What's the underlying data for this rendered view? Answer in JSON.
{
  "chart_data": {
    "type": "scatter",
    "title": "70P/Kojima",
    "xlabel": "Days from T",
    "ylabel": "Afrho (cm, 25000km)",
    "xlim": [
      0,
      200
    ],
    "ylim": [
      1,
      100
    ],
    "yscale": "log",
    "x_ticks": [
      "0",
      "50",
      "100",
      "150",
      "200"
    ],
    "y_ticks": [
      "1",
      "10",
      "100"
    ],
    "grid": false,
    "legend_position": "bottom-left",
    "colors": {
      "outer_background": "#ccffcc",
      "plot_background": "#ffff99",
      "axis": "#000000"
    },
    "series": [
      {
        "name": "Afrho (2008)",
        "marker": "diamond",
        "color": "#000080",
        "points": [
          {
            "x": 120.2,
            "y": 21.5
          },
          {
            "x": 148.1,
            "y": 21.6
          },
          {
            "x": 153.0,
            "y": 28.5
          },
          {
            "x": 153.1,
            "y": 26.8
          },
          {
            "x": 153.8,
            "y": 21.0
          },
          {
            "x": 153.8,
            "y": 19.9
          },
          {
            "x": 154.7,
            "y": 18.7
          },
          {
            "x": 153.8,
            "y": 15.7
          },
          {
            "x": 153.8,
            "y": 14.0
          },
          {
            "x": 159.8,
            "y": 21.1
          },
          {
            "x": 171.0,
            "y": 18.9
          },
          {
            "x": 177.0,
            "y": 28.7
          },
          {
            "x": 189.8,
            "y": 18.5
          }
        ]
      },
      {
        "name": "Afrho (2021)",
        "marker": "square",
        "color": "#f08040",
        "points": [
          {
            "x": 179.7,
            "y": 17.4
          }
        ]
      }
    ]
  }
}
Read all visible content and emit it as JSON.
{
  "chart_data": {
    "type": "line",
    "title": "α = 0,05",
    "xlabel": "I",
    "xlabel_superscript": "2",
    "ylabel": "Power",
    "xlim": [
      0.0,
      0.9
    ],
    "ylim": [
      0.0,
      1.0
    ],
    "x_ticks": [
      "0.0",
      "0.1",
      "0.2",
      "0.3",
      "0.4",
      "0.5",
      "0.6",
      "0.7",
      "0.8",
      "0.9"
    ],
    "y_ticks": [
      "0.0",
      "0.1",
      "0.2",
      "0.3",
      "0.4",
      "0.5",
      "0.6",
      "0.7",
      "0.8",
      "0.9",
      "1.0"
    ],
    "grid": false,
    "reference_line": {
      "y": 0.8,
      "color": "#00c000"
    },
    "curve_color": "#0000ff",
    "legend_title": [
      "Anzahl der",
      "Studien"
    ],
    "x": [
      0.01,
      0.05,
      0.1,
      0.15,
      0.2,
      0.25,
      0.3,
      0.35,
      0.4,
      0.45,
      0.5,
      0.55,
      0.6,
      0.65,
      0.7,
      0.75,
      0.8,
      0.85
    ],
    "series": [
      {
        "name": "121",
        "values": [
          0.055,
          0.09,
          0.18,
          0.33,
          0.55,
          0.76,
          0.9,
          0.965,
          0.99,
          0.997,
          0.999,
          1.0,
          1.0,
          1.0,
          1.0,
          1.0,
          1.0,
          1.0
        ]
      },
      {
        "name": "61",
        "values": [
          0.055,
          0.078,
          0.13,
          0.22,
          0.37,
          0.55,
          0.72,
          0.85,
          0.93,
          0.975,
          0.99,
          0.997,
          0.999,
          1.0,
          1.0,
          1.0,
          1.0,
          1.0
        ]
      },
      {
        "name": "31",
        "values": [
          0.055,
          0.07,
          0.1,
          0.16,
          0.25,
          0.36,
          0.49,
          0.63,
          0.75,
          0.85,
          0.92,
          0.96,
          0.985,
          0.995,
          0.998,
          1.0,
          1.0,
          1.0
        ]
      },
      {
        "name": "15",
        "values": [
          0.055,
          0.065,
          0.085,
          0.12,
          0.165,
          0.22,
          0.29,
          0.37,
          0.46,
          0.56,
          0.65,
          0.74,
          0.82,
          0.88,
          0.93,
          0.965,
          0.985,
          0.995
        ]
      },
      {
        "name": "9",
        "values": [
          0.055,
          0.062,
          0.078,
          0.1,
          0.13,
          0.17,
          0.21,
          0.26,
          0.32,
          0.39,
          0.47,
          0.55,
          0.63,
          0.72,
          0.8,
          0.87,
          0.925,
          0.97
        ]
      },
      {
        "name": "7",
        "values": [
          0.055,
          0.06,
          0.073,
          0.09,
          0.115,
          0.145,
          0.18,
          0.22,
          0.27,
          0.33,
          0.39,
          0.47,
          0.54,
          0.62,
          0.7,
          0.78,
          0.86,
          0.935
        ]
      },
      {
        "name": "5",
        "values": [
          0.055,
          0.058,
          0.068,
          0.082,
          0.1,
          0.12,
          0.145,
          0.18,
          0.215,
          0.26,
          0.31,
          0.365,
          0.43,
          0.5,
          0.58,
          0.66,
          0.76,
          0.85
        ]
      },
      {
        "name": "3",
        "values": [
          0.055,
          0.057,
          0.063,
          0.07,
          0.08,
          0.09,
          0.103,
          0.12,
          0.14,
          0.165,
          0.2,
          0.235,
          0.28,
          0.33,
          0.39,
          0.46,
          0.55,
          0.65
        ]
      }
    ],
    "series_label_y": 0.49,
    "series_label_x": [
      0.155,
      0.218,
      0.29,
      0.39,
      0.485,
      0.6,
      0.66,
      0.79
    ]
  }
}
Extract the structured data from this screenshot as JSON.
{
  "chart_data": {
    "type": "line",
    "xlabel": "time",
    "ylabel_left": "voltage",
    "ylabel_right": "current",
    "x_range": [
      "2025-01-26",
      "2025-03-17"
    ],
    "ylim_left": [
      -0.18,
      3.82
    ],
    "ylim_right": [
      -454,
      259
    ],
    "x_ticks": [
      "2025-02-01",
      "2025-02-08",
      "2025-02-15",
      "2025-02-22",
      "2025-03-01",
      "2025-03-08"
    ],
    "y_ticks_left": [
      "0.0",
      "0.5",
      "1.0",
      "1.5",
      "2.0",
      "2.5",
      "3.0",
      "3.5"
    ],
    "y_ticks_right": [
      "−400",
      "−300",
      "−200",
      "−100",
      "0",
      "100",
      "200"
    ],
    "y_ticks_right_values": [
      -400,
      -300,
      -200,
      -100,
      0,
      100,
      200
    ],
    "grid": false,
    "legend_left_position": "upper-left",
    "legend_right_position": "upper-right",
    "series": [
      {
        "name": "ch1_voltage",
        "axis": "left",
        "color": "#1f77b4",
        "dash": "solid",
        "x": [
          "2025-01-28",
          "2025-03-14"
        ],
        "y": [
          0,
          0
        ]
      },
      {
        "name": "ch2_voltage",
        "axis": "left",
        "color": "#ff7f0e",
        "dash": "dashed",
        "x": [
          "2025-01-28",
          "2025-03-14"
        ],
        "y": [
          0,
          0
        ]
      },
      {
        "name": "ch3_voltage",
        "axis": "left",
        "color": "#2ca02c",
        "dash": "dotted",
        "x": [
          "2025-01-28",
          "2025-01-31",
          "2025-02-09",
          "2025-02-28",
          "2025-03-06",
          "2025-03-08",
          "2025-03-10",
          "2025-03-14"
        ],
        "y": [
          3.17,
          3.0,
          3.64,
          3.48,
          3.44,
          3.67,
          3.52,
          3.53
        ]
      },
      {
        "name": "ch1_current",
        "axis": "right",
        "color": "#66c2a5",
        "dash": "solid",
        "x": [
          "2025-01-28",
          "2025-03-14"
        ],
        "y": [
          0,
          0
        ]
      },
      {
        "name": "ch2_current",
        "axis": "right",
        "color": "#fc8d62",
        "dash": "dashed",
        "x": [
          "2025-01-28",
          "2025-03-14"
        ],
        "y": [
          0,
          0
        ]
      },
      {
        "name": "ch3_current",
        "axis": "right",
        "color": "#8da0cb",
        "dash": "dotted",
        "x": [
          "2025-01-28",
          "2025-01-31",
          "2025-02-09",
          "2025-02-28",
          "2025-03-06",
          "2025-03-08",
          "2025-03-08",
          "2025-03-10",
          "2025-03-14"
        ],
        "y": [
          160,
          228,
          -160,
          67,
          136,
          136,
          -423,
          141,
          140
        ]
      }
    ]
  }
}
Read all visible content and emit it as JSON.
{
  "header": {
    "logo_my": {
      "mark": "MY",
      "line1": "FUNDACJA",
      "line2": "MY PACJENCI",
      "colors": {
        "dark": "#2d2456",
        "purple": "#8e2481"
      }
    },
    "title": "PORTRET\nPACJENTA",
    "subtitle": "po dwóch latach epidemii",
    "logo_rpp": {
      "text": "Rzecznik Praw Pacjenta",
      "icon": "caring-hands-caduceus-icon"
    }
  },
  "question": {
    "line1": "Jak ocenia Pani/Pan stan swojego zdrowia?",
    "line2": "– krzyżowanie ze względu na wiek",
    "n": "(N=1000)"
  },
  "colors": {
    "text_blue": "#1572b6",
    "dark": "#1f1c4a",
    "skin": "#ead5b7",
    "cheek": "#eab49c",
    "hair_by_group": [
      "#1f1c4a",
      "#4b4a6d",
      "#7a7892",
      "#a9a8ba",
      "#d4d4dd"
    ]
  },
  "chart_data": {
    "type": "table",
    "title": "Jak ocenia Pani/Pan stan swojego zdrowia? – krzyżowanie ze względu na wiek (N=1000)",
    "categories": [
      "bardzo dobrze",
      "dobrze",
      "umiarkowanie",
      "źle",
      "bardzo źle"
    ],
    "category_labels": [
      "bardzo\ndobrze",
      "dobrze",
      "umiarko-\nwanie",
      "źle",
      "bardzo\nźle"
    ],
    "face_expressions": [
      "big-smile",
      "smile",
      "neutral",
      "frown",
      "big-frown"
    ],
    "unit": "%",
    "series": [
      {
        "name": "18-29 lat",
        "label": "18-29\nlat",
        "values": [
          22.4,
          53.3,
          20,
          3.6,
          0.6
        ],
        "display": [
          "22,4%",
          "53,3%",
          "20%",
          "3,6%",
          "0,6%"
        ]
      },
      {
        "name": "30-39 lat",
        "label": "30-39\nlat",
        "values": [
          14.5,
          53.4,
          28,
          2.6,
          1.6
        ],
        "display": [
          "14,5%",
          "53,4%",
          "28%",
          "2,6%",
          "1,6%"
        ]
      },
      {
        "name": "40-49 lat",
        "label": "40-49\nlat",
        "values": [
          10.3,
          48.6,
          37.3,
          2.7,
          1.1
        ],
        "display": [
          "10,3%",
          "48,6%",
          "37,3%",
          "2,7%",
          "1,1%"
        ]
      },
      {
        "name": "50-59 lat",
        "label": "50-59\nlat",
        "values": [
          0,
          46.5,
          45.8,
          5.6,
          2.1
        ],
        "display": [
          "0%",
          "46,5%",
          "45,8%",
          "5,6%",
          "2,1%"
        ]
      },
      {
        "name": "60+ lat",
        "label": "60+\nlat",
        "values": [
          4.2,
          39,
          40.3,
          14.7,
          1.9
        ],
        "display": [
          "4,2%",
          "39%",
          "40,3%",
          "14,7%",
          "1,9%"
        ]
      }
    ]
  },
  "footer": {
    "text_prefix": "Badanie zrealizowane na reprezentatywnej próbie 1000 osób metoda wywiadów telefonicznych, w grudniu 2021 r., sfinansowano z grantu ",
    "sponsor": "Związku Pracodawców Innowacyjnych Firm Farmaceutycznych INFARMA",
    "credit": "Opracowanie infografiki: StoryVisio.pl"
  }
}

■ ■ ■ ■

**EXERCISE BRIEF**: Check each line above for "JSON" and return the ones that have it.

**RESPONSE**:
What's the underlying data for this rendered view? Answer in JSON.
Read all visible content and emit it as JSON.
Extract the structured data from this screenshot as JSON.
Read all visible content and emit it as JSON.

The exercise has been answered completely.